** begin Data lines **
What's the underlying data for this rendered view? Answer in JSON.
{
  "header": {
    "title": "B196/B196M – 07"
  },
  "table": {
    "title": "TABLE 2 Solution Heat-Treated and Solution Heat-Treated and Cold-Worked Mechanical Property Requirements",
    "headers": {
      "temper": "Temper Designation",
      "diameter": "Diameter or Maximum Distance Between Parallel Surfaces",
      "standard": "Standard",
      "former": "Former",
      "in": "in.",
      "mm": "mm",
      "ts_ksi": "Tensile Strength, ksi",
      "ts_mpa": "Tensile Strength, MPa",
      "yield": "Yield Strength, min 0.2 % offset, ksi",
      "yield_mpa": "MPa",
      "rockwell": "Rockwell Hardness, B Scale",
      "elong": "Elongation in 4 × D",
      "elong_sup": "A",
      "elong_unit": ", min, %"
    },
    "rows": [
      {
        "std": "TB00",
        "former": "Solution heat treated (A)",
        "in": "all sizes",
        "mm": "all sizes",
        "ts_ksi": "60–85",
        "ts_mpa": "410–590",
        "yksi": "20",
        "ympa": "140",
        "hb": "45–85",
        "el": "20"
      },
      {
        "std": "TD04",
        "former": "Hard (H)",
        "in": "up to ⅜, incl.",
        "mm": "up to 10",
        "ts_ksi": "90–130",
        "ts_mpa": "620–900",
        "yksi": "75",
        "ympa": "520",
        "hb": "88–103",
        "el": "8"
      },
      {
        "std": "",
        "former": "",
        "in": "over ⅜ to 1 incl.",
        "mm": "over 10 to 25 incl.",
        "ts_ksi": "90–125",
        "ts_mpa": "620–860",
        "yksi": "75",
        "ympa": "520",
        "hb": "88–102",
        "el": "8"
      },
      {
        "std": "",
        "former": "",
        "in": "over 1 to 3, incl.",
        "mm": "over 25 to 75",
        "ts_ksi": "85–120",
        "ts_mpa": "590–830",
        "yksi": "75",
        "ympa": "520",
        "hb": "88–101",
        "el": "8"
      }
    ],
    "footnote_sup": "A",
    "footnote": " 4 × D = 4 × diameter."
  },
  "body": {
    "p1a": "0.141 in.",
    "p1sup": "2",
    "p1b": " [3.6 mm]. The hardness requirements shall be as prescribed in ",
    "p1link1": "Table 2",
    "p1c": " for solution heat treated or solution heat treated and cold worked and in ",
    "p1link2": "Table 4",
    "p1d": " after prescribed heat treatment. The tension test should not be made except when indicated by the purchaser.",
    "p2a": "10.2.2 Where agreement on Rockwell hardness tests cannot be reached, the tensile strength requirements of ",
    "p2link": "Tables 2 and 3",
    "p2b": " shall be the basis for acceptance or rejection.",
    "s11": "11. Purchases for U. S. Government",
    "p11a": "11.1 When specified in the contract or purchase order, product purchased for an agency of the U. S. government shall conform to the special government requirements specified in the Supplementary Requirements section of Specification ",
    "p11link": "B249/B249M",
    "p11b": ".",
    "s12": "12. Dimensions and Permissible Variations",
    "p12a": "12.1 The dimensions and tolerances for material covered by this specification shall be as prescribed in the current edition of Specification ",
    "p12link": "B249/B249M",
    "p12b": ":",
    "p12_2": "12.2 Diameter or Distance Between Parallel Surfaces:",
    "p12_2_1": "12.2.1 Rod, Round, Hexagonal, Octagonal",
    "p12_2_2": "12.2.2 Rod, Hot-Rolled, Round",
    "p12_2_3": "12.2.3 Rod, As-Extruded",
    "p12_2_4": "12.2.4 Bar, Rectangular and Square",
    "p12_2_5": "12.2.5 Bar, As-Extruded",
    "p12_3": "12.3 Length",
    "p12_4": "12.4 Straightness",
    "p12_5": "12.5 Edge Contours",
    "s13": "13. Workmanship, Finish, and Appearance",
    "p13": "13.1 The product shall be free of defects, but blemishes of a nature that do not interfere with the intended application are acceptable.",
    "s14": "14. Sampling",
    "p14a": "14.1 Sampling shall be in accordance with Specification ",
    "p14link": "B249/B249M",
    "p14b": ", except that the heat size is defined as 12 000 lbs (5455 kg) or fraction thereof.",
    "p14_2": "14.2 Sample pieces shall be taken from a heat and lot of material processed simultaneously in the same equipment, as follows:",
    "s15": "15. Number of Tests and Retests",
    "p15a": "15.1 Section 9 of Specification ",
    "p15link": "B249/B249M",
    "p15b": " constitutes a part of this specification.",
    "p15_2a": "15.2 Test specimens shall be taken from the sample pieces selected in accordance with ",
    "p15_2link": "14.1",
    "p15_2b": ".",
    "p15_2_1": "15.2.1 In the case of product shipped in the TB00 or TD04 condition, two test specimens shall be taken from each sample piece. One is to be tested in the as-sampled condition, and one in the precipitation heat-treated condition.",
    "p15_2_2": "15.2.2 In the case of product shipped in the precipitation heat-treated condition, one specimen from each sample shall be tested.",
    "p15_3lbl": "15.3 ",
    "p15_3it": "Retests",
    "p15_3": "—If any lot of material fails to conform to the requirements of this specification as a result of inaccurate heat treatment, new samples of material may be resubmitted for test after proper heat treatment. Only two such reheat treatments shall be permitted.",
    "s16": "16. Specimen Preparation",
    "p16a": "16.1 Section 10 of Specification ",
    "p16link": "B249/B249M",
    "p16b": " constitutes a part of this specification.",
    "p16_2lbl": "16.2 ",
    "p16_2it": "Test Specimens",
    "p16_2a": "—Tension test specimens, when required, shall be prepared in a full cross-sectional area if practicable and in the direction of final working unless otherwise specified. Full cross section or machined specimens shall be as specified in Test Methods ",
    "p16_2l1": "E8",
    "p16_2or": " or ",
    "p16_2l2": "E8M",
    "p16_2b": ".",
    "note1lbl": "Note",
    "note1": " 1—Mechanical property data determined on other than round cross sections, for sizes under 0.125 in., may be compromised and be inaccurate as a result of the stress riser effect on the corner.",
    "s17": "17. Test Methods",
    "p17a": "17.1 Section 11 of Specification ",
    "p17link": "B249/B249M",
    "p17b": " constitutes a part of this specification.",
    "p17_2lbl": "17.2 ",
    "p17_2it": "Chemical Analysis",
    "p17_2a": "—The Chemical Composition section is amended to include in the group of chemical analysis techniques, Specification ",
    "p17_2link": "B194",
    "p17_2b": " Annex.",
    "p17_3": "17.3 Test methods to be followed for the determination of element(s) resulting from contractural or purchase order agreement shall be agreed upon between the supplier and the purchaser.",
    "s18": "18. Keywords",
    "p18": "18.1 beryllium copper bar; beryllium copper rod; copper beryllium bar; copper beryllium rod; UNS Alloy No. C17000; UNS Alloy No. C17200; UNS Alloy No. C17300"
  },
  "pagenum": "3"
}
** end Data lines **
Write out every line of the data that holds the word "Retests".

● Exercise answer
    "s15": "15. Number of Tests and Retests",
    "p15_3it": "Retests",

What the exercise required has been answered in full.